**GIVEN PROBLEM**: Repeat the listing exactly as given, omitting every image.
================================
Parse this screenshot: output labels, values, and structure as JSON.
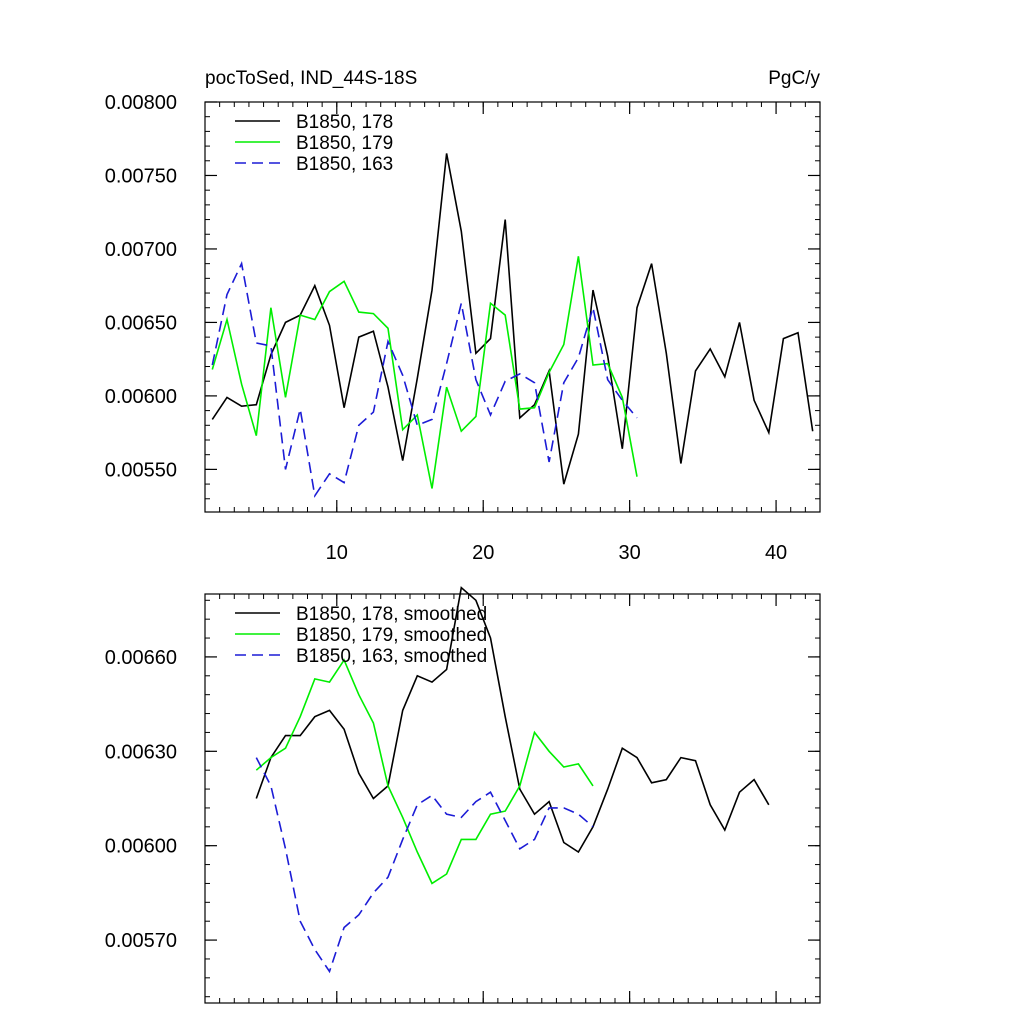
{
  "chart_data": [
    {
      "type": "line",
      "title_left": "pocToSed, IND_44S-18S",
      "title_right": "PgC/y",
      "xlim": [
        1,
        43
      ],
      "ylim": [
        0.00521,
        0.008
      ],
      "xticks": [
        10,
        20,
        30,
        40
      ],
      "xtick_labels": [
        "10",
        "20",
        "30",
        "40"
      ],
      "yticks": [
        0.0055,
        0.006,
        0.0065,
        0.007,
        0.0075,
        0.008
      ],
      "ytick_labels": [
        "0.00550",
        "0.00600",
        "0.00650",
        "0.00700",
        "0.00750",
        "0.00800"
      ],
      "legend_position": "top-left",
      "series": [
        {
          "name": "B1850, 178",
          "color": "#000000",
          "dash": "solid",
          "x": [
            1.5,
            2.5,
            3.5,
            4.5,
            5.5,
            6.5,
            7.5,
            8.5,
            9.5,
            10.5,
            11.5,
            12.5,
            13.5,
            14.5,
            15.5,
            16.5,
            17.5,
            18.5,
            19.5,
            20.5,
            21.5,
            22.5,
            23.5,
            24.5,
            25.5,
            26.5,
            27.5,
            28.5,
            29.5,
            30.5,
            31.5,
            32.5,
            33.5,
            34.5,
            35.5,
            36.5,
            37.5,
            38.5,
            39.5,
            40.5,
            41.5,
            42.5
          ],
          "y": [
            0.00584,
            0.00599,
            0.00593,
            0.00594,
            0.00628,
            0.0065,
            0.00655,
            0.00675,
            0.00648,
            0.00592,
            0.0064,
            0.00644,
            0.00606,
            0.00556,
            0.00612,
            0.00672,
            0.00765,
            0.00712,
            0.00629,
            0.00639,
            0.0072,
            0.00585,
            0.00594,
            0.00617,
            0.0054,
            0.00574,
            0.00672,
            0.00627,
            0.00564,
            0.0066,
            0.0069,
            0.00629,
            0.00554,
            0.00617,
            0.00632,
            0.00613,
            0.0065,
            0.00597,
            0.00575,
            0.00639,
            0.00643,
            0.00576
          ]
        },
        {
          "name": "B1850, 179",
          "color": "#00ee00",
          "dash": "solid",
          "x": [
            1.5,
            2.5,
            3.5,
            4.5,
            5.5,
            6.5,
            7.5,
            8.5,
            9.5,
            10.5,
            11.5,
            12.5,
            13.5,
            14.5,
            15.5,
            16.5,
            17.5,
            18.5,
            19.5,
            20.5,
            21.5,
            22.5,
            23.5,
            24.5,
            25.5,
            26.5,
            27.5,
            28.5,
            29.5,
            30.5
          ],
          "y": [
            0.00618,
            0.00652,
            0.00608,
            0.00573,
            0.0066,
            0.00599,
            0.00655,
            0.00652,
            0.00671,
            0.00678,
            0.00657,
            0.00656,
            0.00646,
            0.00577,
            0.00587,
            0.00537,
            0.00606,
            0.00576,
            0.00586,
            0.00663,
            0.00655,
            0.00591,
            0.00592,
            0.00616,
            0.00635,
            0.00695,
            0.00621,
            0.00622,
            0.00599,
            0.00545
          ]
        },
        {
          "name": "B1850, 163",
          "color": "#1c1cd6",
          "dash": "dashed",
          "x": [
            1.5,
            2.5,
            3.5,
            4.5,
            5.5,
            6.5,
            7.5,
            8.5,
            9.5,
            10.5,
            11.5,
            12.5,
            13.5,
            14.5,
            15.5,
            16.5,
            17.5,
            18.5,
            19.5,
            20.5,
            21.5,
            22.5,
            23.5,
            24.5,
            25.5,
            26.5,
            27.5,
            28.5,
            29.5,
            30.5
          ],
          "y": [
            0.00621,
            0.00669,
            0.0069,
            0.00636,
            0.00634,
            0.0055,
            0.00591,
            0.00532,
            0.00547,
            0.00541,
            0.0058,
            0.00589,
            0.00637,
            0.00614,
            0.0058,
            0.00584,
            0.00622,
            0.00663,
            0.00611,
            0.00587,
            0.0061,
            0.00615,
            0.00609,
            0.00555,
            0.00609,
            0.00626,
            0.0066,
            0.00611,
            0.00597,
            0.00585
          ]
        }
      ]
    },
    {
      "type": "line",
      "xlim": [
        1,
        43
      ],
      "ylim": [
        0.0055,
        0.0068
      ],
      "xticks": [
        10,
        20,
        30,
        40
      ],
      "yticks": [
        0.0057,
        0.006,
        0.0063,
        0.0066
      ],
      "ytick_labels": [
        "0.00570",
        "0.00600",
        "0.00630",
        "0.00660"
      ],
      "legend_position": "top-left",
      "series": [
        {
          "name": "B1850, 178, smoothed",
          "color": "#000000",
          "dash": "solid",
          "x": [
            4.5,
            5.5,
            6.5,
            7.5,
            8.5,
            9.5,
            10.5,
            11.5,
            12.5,
            13.5,
            14.5,
            15.5,
            16.5,
            17.5,
            18.5,
            19.5,
            20.5,
            21.5,
            22.5,
            23.5,
            24.5,
            25.5,
            26.5,
            27.5,
            28.5,
            29.5,
            30.5,
            31.5,
            32.5,
            33.5,
            34.5,
            35.5,
            36.5,
            37.5,
            38.5,
            39.5
          ],
          "y": [
            0.00615,
            0.00628,
            0.00635,
            0.00635,
            0.00641,
            0.00643,
            0.00637,
            0.00623,
            0.00615,
            0.00619,
            0.00643,
            0.00654,
            0.00652,
            0.00656,
            0.00682,
            0.00678,
            0.00666,
            0.00641,
            0.00618,
            0.0061,
            0.00614,
            0.00601,
            0.00598,
            0.00606,
            0.00618,
            0.00631,
            0.00628,
            0.0062,
            0.00621,
            0.00628,
            0.00627,
            0.00613,
            0.00605,
            0.00617,
            0.00621,
            0.00613
          ]
        },
        {
          "name": "B1850, 179, smoothed",
          "color": "#00ee00",
          "dash": "solid",
          "x": [
            4.5,
            5.5,
            6.5,
            7.5,
            8.5,
            9.5,
            10.5,
            11.5,
            12.5,
            13.5,
            14.5,
            15.5,
            16.5,
            17.5,
            18.5,
            19.5,
            20.5,
            21.5,
            22.5,
            23.5,
            24.5,
            25.5,
            26.5,
            27.5
          ],
          "y": [
            0.00624,
            0.00628,
            0.00631,
            0.00641,
            0.00653,
            0.00652,
            0.00659,
            0.00648,
            0.00639,
            0.00619,
            0.00609,
            0.00598,
            0.00588,
            0.00591,
            0.00602,
            0.00602,
            0.0061,
            0.00611,
            0.00619,
            0.00636,
            0.0063,
            0.00625,
            0.00626,
            0.00619
          ]
        },
        {
          "name": "B1850, 163, smoothed",
          "color": "#1c1cd6",
          "dash": "dashed",
          "x": [
            4.5,
            5.5,
            6.5,
            7.5,
            8.5,
            9.5,
            10.5,
            11.5,
            12.5,
            13.5,
            14.5,
            15.5,
            16.5,
            17.5,
            18.5,
            19.5,
            20.5,
            21.5,
            22.5,
            23.5,
            24.5,
            25.5,
            26.5,
            27.5
          ],
          "y": [
            0.00628,
            0.00619,
            0.00599,
            0.00576,
            0.00567,
            0.0056,
            0.00574,
            0.00578,
            0.00585,
            0.0059,
            0.00602,
            0.00613,
            0.00616,
            0.0061,
            0.00609,
            0.00614,
            0.00617,
            0.00608,
            0.00599,
            0.00602,
            0.00612,
            0.00612,
            0.0061,
            0.00606
          ]
        }
      ]
    }
  ]
}
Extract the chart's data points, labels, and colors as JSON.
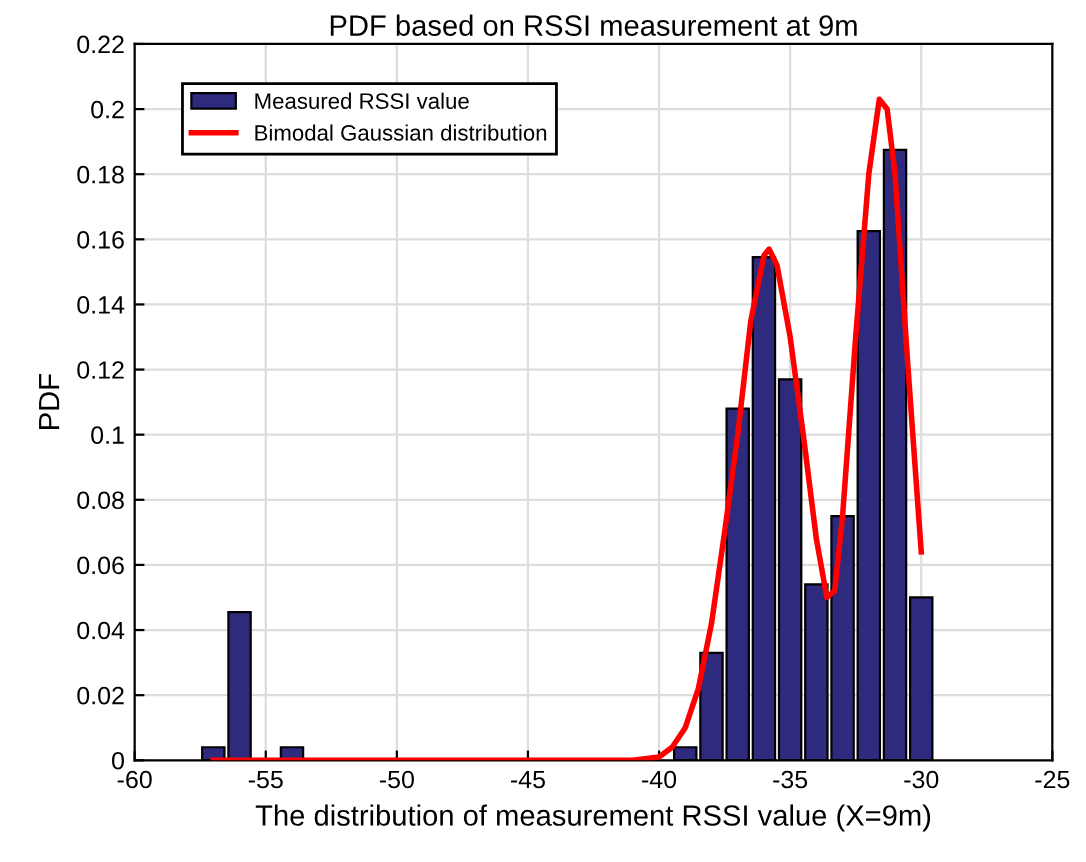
================================
**COMPLETE RESPONSE**:
Parse this screenshot: output labels, values, and structure as JSON.
{
  "chart_data": [
    {
      "type": "line",
      "title_left": "pocToSed, IND_44S-18S",
      "title_right": "PgC/y",
      "xlim": [
        1,
        43
      ],
      "ylim": [
        0.00521,
        0.008
      ],
      "xticks": [
        10,
        20,
        30,
        40
      ],
      "xtick_labels": [
        "10",
        "20",
        "30",
        "40"
      ],
      "yticks": [
        0.0055,
        0.006,
        0.0065,
        0.007,
        0.0075,
        0.008
      ],
      "ytick_labels": [
        "0.00550",
        "0.00600",
        "0.00650",
        "0.00700",
        "0.00750",
        "0.00800"
      ],
      "legend_position": "top-left",
      "series": [
        {
          "name": "B1850, 178",
          "color": "#000000",
          "dash": "solid",
          "x": [
            1.5,
            2.5,
            3.5,
            4.5,
            5.5,
            6.5,
            7.5,
            8.5,
            9.5,
            10.5,
            11.5,
            12.5,
            13.5,
            14.5,
            15.5,
            16.5,
            17.5,
            18.5,
            19.5,
            20.5,
            21.5,
            22.5,
            23.5,
            24.5,
            25.5,
            26.5,
            27.5,
            28.5,
            29.5,
            30.5,
            31.5,
            32.5,
            33.5,
            34.5,
            35.5,
            36.5,
            37.5,
            38.5,
            39.5,
            40.5,
            41.5,
            42.5
          ],
          "y": [
            0.00584,
            0.00599,
            0.00593,
            0.00594,
            0.00628,
            0.0065,
            0.00655,
            0.00675,
            0.00648,
            0.00592,
            0.0064,
            0.00644,
            0.00606,
            0.00556,
            0.00612,
            0.00672,
            0.00765,
            0.00712,
            0.00629,
            0.00639,
            0.0072,
            0.00585,
            0.00594,
            0.00617,
            0.0054,
            0.00574,
            0.00672,
            0.00627,
            0.00564,
            0.0066,
            0.0069,
            0.00629,
            0.00554,
            0.00617,
            0.00632,
            0.00613,
            0.0065,
            0.00597,
            0.00575,
            0.00639,
            0.00643,
            0.00576
          ]
        },
        {
          "name": "B1850, 179",
          "color": "#00ee00",
          "dash": "solid",
          "x": [
            1.5,
            2.5,
            3.5,
            4.5,
            5.5,
            6.5,
            7.5,
            8.5,
            9.5,
            10.5,
            11.5,
            12.5,
            13.5,
            14.5,
            15.5,
            16.5,
            17.5,
            18.5,
            19.5,
            20.5,
            21.5,
            22.5,
            23.5,
            24.5,
            25.5,
            26.5,
            27.5,
            28.5,
            29.5,
            30.5
          ],
          "y": [
            0.00618,
            0.00652,
            0.00608,
            0.00573,
            0.0066,
            0.00599,
            0.00655,
            0.00652,
            0.00671,
            0.00678,
            0.00657,
            0.00656,
            0.00646,
            0.00577,
            0.00587,
            0.00537,
            0.00606,
            0.00576,
            0.00586,
            0.00663,
            0.00655,
            0.00591,
            0.00592,
            0.00616,
            0.00635,
            0.00695,
            0.00621,
            0.00622,
            0.00599,
            0.00545
          ]
        },
        {
          "name": "B1850, 163",
          "color": "#1c1cd6",
          "dash": "dashed",
          "x": [
            1.5,
            2.5,
            3.5,
            4.5,
            5.5,
            6.5,
            7.5,
            8.5,
            9.5,
            10.5,
            11.5,
            12.5,
            13.5,
            14.5,
            15.5,
            16.5,
            17.5,
            18.5,
            19.5,
            20.5,
            21.5,
            22.5,
            23.5,
            24.5,
            25.5,
            26.5,
            27.5,
            28.5,
            29.5,
            30.5
          ],
          "y": [
            0.00621,
            0.00669,
            0.0069,
            0.00636,
            0.00634,
            0.0055,
            0.00591,
            0.00532,
            0.00547,
            0.00541,
            0.0058,
            0.00589,
            0.00637,
            0.00614,
            0.0058,
            0.00584,
            0.00622,
            0.00663,
            0.00611,
            0.00587,
            0.0061,
            0.00615,
            0.00609,
            0.00555,
            0.00609,
            0.00626,
            0.0066,
            0.00611,
            0.00597,
            0.00585
          ]
        }
      ]
    },
    {
      "type": "line",
      "xlim": [
        1,
        43
      ],
      "ylim": [
        0.0055,
        0.0068
      ],
      "xticks": [
        10,
        20,
        30,
        40
      ],
      "yticks": [
        0.0057,
        0.006,
        0.0063,
        0.0066
      ],
      "ytick_labels": [
        "0.00570",
        "0.00600",
        "0.00630",
        "0.00660"
      ],
      "legend_position": "top-left",
      "series": [
        {
          "name": "B1850, 178, smoothed",
          "color": "#000000",
          "dash": "solid",
          "x": [
            4.5,
            5.5,
            6.5,
            7.5,
            8.5,
            9.5,
            10.5,
            11.5,
            12.5,
            13.5,
            14.5,
            15.5,
            16.5,
            17.5,
            18.5,
            19.5,
            20.5,
            21.5,
            22.5,
            23.5,
            24.5,
            25.5,
            26.5,
            27.5,
            28.5,
            29.5,
            30.5,
            31.5,
            32.5,
            33.5,
            34.5,
            35.5,
            36.5,
            37.5,
            38.5,
            39.5
          ],
          "y": [
            0.00615,
            0.00628,
            0.00635,
            0.00635,
            0.00641,
            0.00643,
            0.00637,
            0.00623,
            0.00615,
            0.00619,
            0.00643,
            0.00654,
            0.00652,
            0.00656,
            0.00682,
            0.00678,
            0.00666,
            0.00641,
            0.00618,
            0.0061,
            0.00614,
            0.00601,
            0.00598,
            0.00606,
            0.00618,
            0.00631,
            0.00628,
            0.0062,
            0.00621,
            0.00628,
            0.00627,
            0.00613,
            0.00605,
            0.00617,
            0.00621,
            0.00613
          ]
        },
        {
          "name": "B1850, 179, smoothed",
          "color": "#00ee00",
          "dash": "solid",
          "x": [
            4.5,
            5.5,
            6.5,
            7.5,
            8.5,
            9.5,
            10.5,
            11.5,
            12.5,
            13.5,
            14.5,
            15.5,
            16.5,
            17.5,
            18.5,
            19.5,
            20.5,
            21.5,
            22.5,
            23.5,
            24.5,
            25.5,
            26.5,
            27.5
          ],
          "y": [
            0.00624,
            0.00628,
            0.00631,
            0.00641,
            0.00653,
            0.00652,
            0.00659,
            0.00648,
            0.00639,
            0.00619,
            0.00609,
            0.00598,
            0.00588,
            0.00591,
            0.00602,
            0.00602,
            0.0061,
            0.00611,
            0.00619,
            0.00636,
            0.0063,
            0.00625,
            0.00626,
            0.00619
          ]
        },
        {
          "name": "B1850, 163, smoothed",
          "color": "#1c1cd6",
          "dash": "dashed",
          "x": [
            4.5,
            5.5,
            6.5,
            7.5,
            8.5,
            9.5,
            10.5,
            11.5,
            12.5,
            13.5,
            14.5,
            15.5,
            16.5,
            17.5,
            18.5,
            19.5,
            20.5,
            21.5,
            22.5,
            23.5,
            24.5,
            25.5,
            26.5,
            27.5
          ],
          "y": [
            0.00628,
            0.00619,
            0.00599,
            0.00576,
            0.00567,
            0.0056,
            0.00574,
            0.00578,
            0.00585,
            0.0059,
            0.00602,
            0.00613,
            0.00616,
            0.0061,
            0.00609,
            0.00614,
            0.00617,
            0.00608,
            0.00599,
            0.00602,
            0.00612,
            0.00612,
            0.0061,
            0.00606
          ]
        }
      ]
    }
  ]
}
Extract the chart's data points, labels, and colors as JSON.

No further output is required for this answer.